■ **Set problem**
Repeat the listing exactly as given, omitting every image.
— Start —
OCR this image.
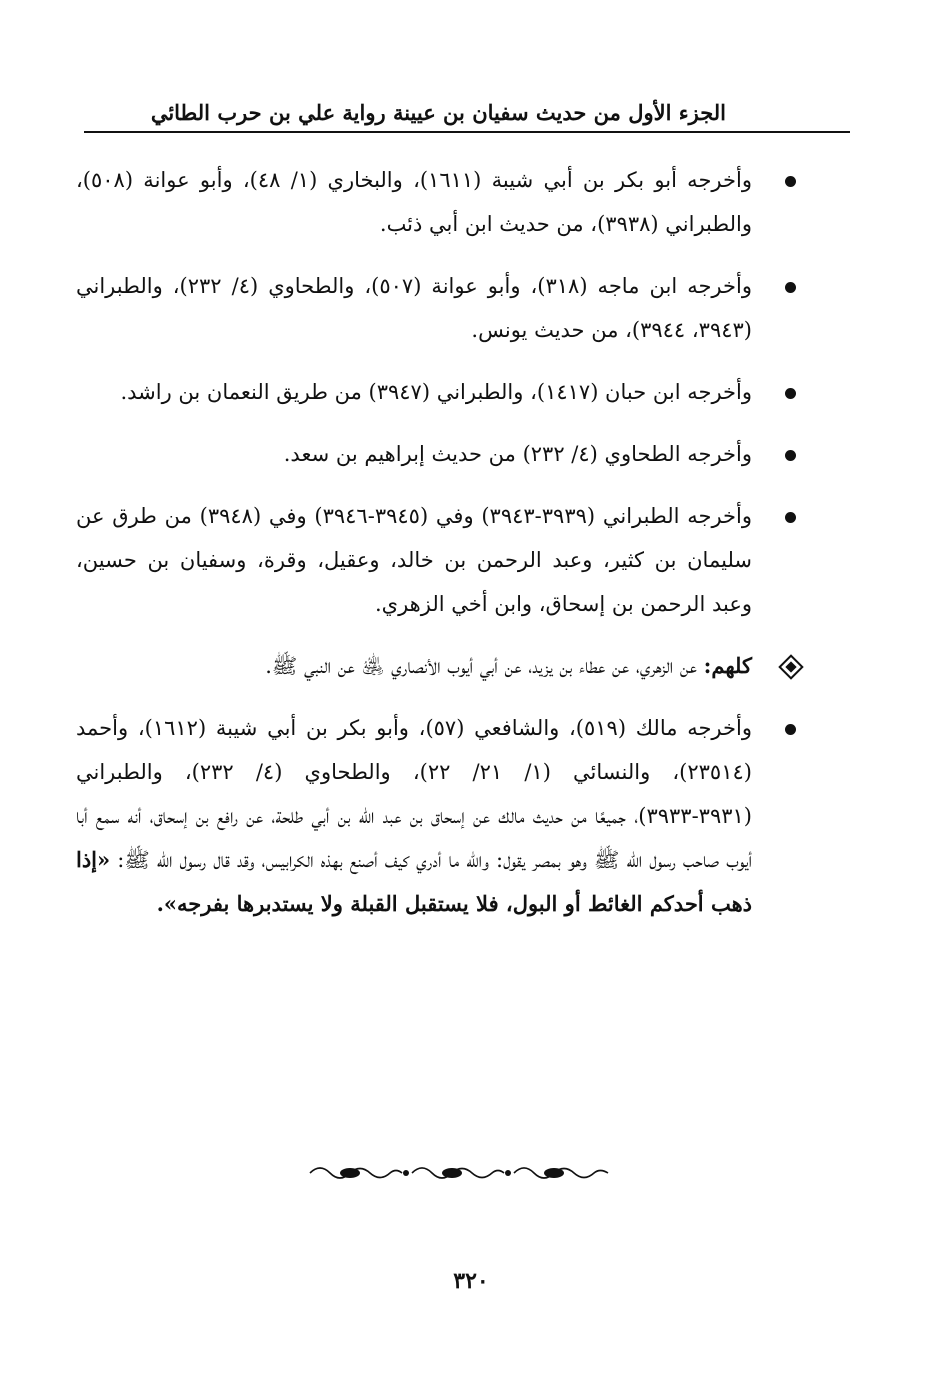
الجزء الأول من حديث سفيان بن عيينة رواية علي بن حرب الطائي

وأخرجه أبو بكر بن أبي شيبة (١٦١١)، والبخاري (١/ ٤٨)، وأبو عوانة (٥٠٨)، والطبراني (٣٩٣٨)، من حديث ابن أبي ذئب.

وأخرجه ابن ماجه (٣١٨)، وأبو عوانة (٥٠٧)، والطحاوي (٤/ ٢٣٢)، والطبراني (٣٩٤٣، ٣٩٤٤)، من حديث يونس.

وأخرجه ابن حبان (١٤١٧)، والطبراني (٣٩٤٧) من طريق النعمان بن راشد.

وأخرجه الطحاوي (٤/ ٢٣٢) من حديث إبراهيم بن سعد.

وأخرجه الطبراني (٣٩٣٩-٣٩٤٣) وفي (٣٩٤٥-٣٩٤٦) وفي (٣٩٤٨) من طرق عن سليمان بن كثير، وعبد الرحمن بن خالد، وعقيل، وقرة، وسفيان بن حسين، وعبد الرحمن بن إسحاق، وابن أخي الزهري.

كلهم: عن الزهري، عن عطاء بن يزيد، عن أبي أيوب الأنصاري ﵁ عن النبي ﷺ.

وأخرجه مالك (٥١٩)، والشافعي (٥٧)، وأبو بكر بن أبي شيبة (١٦١٢)، وأحمد (٢٣٥١٤)، والنسائي (١/ ٢١/ ٢٢)، والطحاوي (٤/ ٢٣٢)، والطبراني (٣٩٣١-٣٩٣٣)، جميعًا من حديث مالك عن إسحاق بن عبد الله بن أبي طلحة، عن رافع بن إسحاق، أنه سمع أبا أيوب صاحب رسول الله ﷺ وهو بمصر يقول: والله ما أدري كيف أصنع بهذه الكرابيس، وقد قال رسول الله ﷺ: «إذا ذهب أحدكم الغائط أو البول، فلا يستقبل القبلة ولا يستدبرها بفرجه».

٣٢٠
— End —
■ **Response**
OCR this image.
الجزء الأول من حديث سفيان بن عيينة رواية علي بن حرب الطائي

وأخرجه أبو بكر بن أبي شيبة (١٦١١)، والبخاري (١/ ٤٨)، وأبو عوانة (٥٠٨)، والطبراني (٣٩٣٨)، من حديث ابن أبي ذئب.

وأخرجه ابن ماجه (٣١٨)، وأبو عوانة (٥٠٧)، والطحاوي (٤/ ٢٣٢)، والطبراني (٣٩٤٣، ٣٩٤٤)، من حديث يونس.

وأخرجه ابن حبان (١٤١٧)، والطبراني (٣٩٤٧) من طريق النعمان بن راشد.

وأخرجه الطحاوي (٤/ ٢٣٢) من حديث إبراهيم بن سعد.

وأخرجه الطبراني (٣٩٣٩-٣٩٤٣) وفي (٣٩٤٥-٣٩٤٦) وفي (٣٩٤٨) من طرق عن سليمان بن كثير، وعبد الرحمن بن خالد، وعقيل، وقرة، وسفيان بن حسين، وعبد الرحمن بن إسحاق، وابن أخي الزهري.

كلهم: عن الزهري، عن عطاء بن يزيد، عن أبي أيوب الأنصاري ﵁ عن النبي ﷺ.

وأخرجه مالك (٥١٩)، والشافعي (٥٧)، وأبو بكر بن أبي شيبة (١٦١٢)، وأحمد (٢٣٥١٤)، والنسائي (١/ ٢١/ ٢٢)، والطحاوي (٤/ ٢٣٢)، والطبراني (٣٩٣١-٣٩٣٣)، جميعًا من حديث مالك عن إسحاق بن عبد الله بن أبي طلحة، عن رافع بن إسحاق، أنه سمع أبا أيوب صاحب رسول الله ﷺ وهو بمصر يقول: والله ما أدري كيف أصنع بهذه الكرابيس، وقد قال رسول الله ﷺ: «إذا ذهب أحدكم الغائط أو البول، فلا يستقبل القبلة ولا يستدبرها بفرجه».

٣٢٠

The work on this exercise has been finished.